Your goal>
Print the listing that follows, character for character.

## START Data excerpts

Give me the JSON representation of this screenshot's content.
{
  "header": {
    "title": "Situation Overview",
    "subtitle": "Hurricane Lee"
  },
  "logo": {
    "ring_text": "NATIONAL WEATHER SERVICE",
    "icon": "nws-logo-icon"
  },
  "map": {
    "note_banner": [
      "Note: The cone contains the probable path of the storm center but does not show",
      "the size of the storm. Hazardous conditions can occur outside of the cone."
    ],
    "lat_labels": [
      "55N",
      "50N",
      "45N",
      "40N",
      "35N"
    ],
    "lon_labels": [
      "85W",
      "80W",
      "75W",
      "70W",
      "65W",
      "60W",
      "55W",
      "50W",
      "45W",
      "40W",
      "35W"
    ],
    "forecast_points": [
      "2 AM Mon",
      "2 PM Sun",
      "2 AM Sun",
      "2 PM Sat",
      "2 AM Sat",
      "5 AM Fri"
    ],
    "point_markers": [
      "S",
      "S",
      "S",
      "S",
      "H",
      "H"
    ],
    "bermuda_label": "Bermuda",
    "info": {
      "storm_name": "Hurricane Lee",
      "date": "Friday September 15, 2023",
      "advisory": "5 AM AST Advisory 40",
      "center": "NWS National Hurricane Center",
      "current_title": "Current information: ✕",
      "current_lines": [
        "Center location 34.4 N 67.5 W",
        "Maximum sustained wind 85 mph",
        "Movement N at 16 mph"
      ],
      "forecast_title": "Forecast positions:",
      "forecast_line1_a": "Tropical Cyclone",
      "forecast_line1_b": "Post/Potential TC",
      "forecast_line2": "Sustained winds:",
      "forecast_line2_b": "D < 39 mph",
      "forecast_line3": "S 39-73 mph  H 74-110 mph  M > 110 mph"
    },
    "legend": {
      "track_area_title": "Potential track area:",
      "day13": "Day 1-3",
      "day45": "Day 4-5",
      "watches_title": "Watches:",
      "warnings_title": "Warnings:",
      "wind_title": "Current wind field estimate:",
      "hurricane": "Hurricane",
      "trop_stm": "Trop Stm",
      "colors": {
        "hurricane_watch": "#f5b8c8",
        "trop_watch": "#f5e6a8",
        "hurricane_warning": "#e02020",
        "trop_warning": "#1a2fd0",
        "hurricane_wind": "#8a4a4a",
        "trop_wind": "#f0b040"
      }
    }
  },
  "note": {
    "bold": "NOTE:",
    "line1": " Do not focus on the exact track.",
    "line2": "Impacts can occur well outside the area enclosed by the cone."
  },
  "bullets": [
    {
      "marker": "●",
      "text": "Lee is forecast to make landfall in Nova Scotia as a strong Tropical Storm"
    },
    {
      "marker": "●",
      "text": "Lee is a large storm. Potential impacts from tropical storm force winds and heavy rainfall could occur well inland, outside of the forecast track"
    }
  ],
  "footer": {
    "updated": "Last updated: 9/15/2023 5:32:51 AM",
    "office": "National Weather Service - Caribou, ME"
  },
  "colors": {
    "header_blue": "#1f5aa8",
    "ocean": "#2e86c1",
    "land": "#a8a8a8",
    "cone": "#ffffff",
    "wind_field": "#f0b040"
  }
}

## END Data excerpts

Task answer>
Give me the JSON representation of this screenshot's content.
{
  "header": {
    "title": "Situation Overview",
    "subtitle": "Hurricane Lee"
  },
  "logo": {
    "ring_text": "NATIONAL WEATHER SERVICE",
    "icon": "nws-logo-icon"
  },
  "map": {
    "note_banner": [
      "Note: The cone contains the probable path of the storm center but does not show",
      "the size of the storm. Hazardous conditions can occur outside of the cone."
    ],
    "lat_labels": [
      "55N",
      "50N",
      "45N",
      "40N",
      "35N"
    ],
    "lon_labels": [
      "85W",
      "80W",
      "75W",
      "70W",
      "65W",
      "60W",
      "55W",
      "50W",
      "45W",
      "40W",
      "35W"
    ],
    "forecast_points": [
      "2 AM Mon",
      "2 PM Sun",
      "2 AM Sun",
      "2 PM Sat",
      "2 AM Sat",
      "5 AM Fri"
    ],
    "point_markers": [
      "S",
      "S",
      "S",
      "S",
      "H",
      "H"
    ],
    "bermuda_label": "Bermuda",
    "info": {
      "storm_name": "Hurricane Lee",
      "date": "Friday September 15, 2023",
      "advisory": "5 AM AST Advisory 40",
      "center": "NWS National Hurricane Center",
      "current_title": "Current information: ✕",
      "current_lines": [
        "Center location 34.4 N 67.5 W",
        "Maximum sustained wind 85 mph",
        "Movement N at 16 mph"
      ],
      "forecast_title": "Forecast positions:",
      "forecast_line1_a": "Tropical Cyclone",
      "forecast_line1_b": "Post/Potential TC",
      "forecast_line2": "Sustained winds:",
      "forecast_line2_b": "D < 39 mph",
      "forecast_line3": "S 39-73 mph  H 74-110 mph  M > 110 mph"
    },
    "legend": {
      "track_area_title": "Potential track area:",
      "day13": "Day 1-3",
      "day45": "Day 4-5",
      "watches_title": "Watches:",
      "warnings_title": "Warnings:",
      "wind_title": "Current wind field estimate:",
      "hurricane": "Hurricane",
      "trop_stm": "Trop Stm",
      "colors": {
        "hurricane_watch": "#f5b8c8",
        "trop_watch": "#f5e6a8",
        "hurricane_warning": "#e02020",
        "trop_warning": "#1a2fd0",
        "hurricane_wind": "#8a4a4a",
        "trop_wind": "#f0b040"
      }
    }
  },
  "note": {
    "bold": "NOTE:",
    "line1": " Do not focus on the exact track.",
    "line2": "Impacts can occur well outside the area enclosed by the cone."
  },
  "bullets": [
    {
      "marker": "●",
      "text": "Lee is forecast to make landfall in Nova Scotia as a strong Tropical Storm"
    },
    {
      "marker": "●",
      "text": "Lee is a large storm. Potential impacts from tropical storm force winds and heavy rainfall could occur well inland, outside of the forecast track"
    }
  ],
  "footer": {
    "updated": "Last updated: 9/15/2023 5:32:51 AM",
    "office": "National Weather Service - Caribou, ME"
  },
  "colors": {
    "header_blue": "#1f5aa8",
    "ocean": "#2e86c1",
    "land": "#a8a8a8",
    "cone": "#ffffff",
    "wind_field": "#f0b040"
  }
}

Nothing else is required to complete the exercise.